▶ [Exercise aim] Return the full listing exactly as it is written.

▶ [Stored rows]
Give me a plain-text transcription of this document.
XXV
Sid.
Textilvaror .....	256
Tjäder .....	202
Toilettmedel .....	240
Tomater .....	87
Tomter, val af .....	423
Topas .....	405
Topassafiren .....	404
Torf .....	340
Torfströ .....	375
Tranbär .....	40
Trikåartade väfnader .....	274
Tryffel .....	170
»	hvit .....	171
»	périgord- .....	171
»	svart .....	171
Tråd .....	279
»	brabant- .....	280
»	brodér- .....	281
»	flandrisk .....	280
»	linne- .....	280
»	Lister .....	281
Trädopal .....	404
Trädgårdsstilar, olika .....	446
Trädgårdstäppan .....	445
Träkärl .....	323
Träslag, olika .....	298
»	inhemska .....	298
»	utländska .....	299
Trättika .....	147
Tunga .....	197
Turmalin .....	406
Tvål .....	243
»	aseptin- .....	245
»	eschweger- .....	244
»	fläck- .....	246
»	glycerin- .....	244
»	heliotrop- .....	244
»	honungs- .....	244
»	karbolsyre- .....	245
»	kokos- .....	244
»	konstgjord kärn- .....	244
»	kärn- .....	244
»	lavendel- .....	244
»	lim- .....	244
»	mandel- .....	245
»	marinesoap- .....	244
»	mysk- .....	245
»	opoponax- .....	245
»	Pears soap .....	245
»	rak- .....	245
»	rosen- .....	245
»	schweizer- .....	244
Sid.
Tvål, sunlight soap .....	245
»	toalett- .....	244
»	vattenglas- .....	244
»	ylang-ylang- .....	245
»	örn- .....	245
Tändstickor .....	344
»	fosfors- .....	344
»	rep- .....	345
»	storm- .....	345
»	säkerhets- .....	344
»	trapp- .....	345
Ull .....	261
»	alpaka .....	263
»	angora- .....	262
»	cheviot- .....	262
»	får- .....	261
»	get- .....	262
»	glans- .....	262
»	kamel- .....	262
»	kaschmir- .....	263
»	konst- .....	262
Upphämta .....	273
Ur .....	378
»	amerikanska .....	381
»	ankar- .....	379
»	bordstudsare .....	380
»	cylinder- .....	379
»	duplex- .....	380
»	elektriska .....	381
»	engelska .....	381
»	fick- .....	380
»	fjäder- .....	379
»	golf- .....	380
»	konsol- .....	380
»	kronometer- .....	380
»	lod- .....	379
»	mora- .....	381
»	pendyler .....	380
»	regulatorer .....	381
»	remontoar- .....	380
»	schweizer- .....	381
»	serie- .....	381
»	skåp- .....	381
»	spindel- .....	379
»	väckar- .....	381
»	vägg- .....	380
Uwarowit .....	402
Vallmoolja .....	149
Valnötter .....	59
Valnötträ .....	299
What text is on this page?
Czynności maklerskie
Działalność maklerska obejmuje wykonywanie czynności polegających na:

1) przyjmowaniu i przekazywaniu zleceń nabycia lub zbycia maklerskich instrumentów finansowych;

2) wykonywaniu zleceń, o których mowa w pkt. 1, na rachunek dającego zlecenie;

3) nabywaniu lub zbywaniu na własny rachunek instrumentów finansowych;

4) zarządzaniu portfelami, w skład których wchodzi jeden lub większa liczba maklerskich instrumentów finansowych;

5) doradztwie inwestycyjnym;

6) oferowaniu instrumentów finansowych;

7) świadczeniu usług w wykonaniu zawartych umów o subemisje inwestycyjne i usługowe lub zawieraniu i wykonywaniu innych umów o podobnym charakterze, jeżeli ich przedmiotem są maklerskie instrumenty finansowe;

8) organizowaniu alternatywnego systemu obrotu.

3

▶ [Written response]
Give me a plain-text transcription of this document.
XXV
Sid.
Textilvaror .....	256
Tjäder .....	202
Toilettmedel .....	240
Tomater .....	87
Tomter, val af .....	423
Topas .....	405
Topassafiren .....	404
Torf .....	340
Torfströ .....	375
Tranbär .....	40
Trikåartade väfnader .....	274
Tryffel .....	170
»	hvit .....	171
»	périgord- .....	171
»	svart .....	171
Tråd .....	279
»	brabant- .....	280
»	brodér- .....	281
»	flandrisk .....	280
»	linne- .....	280
»	Lister .....	281
Trädopal .....	404
Trädgårdsstilar, olika .....	446
Trädgårdstäppan .....	445
Träkärl .....	323
Träslag, olika .....	298
»	inhemska .....	298
»	utländska .....	299
Trättika .....	147
Tunga .....	197
Turmalin .....	406
Tvål .....	243
»	aseptin- .....	245
»	eschweger- .....	244
»	fläck- .....	246
»	glycerin- .....	244
»	heliotrop- .....	244
»	honungs- .....	244
»	karbolsyre- .....	245
»	kokos- .....	244
»	konstgjord kärn- .....	244
»	kärn- .....	244
»	lavendel- .....	244
»	lim- .....	244
»	mandel- .....	245
»	marinesoap- .....	244
»	mysk- .....	245
»	opoponax- .....	245
»	Pears soap .....	245
»	rak- .....	245
»	rosen- .....	245
»	schweizer- .....	244
Sid.
Tvål, sunlight soap .....	245
»	toalett- .....	244
»	vattenglas- .....	244
»	ylang-ylang- .....	245
»	örn- .....	245
Tändstickor .....	344
»	fosfors- .....	344
»	rep- .....	345
»	storm- .....	345
»	säkerhets- .....	344
»	trapp- .....	345
Ull .....	261
»	alpaka .....	263
»	angora- .....	262
»	cheviot- .....	262
»	får- .....	261
»	get- .....	262
»	glans- .....	262
»	kamel- .....	262
»	kaschmir- .....	263
»	konst- .....	262
Upphämta .....	273
Ur .....	378
»	amerikanska .....	381
»	ankar- .....	379
»	bordstudsare .....	380
»	cylinder- .....	379
»	duplex- .....	380
»	elektriska .....	381
»	engelska .....	381
»	fick- .....	380
»	fjäder- .....	379
»	golf- .....	380
»	konsol- .....	380
»	kronometer- .....	380
»	lod- .....	379
»	mora- .....	381
»	pendyler .....	380
»	regulatorer .....	381
»	remontoar- .....	380
»	schweizer- .....	381
»	serie- .....	381
»	skåp- .....	381
»	spindel- .....	379
»	väckar- .....	381
»	vägg- .....	380
Uwarowit .....	402
Vallmoolja .....	149
Valnötter .....	59
Valnötträ .....	299
What text is on this page?
Czynności maklerskie
Działalność maklerska obejmuje wykonywanie czynności polegających na:

1) przyjmowaniu i przekazywaniu zleceń nabycia lub zbycia maklerskich instrumentów finansowych;

2) wykonywaniu zleceń, o których mowa w pkt. 1, na rachunek dającego zlecenie;

3) nabywaniu lub zbywaniu na własny rachunek instrumentów finansowych;

4) zarządzaniu portfelami, w skład których wchodzi jeden lub większa liczba maklerskich instrumentów finansowych;

5) doradztwie inwestycyjnym;

6) oferowaniu instrumentów finansowych;

7) świadczeniu usług w wykonaniu zawartych umów o subemisje inwestycyjne i usługowe lub zawieraniu i wykonywaniu innych umów o podobnym charakterze, jeżeli ich przedmiotem są maklerskie instrumenty finansowe;

8) organizowaniu alternatywnego systemu obrotu.

3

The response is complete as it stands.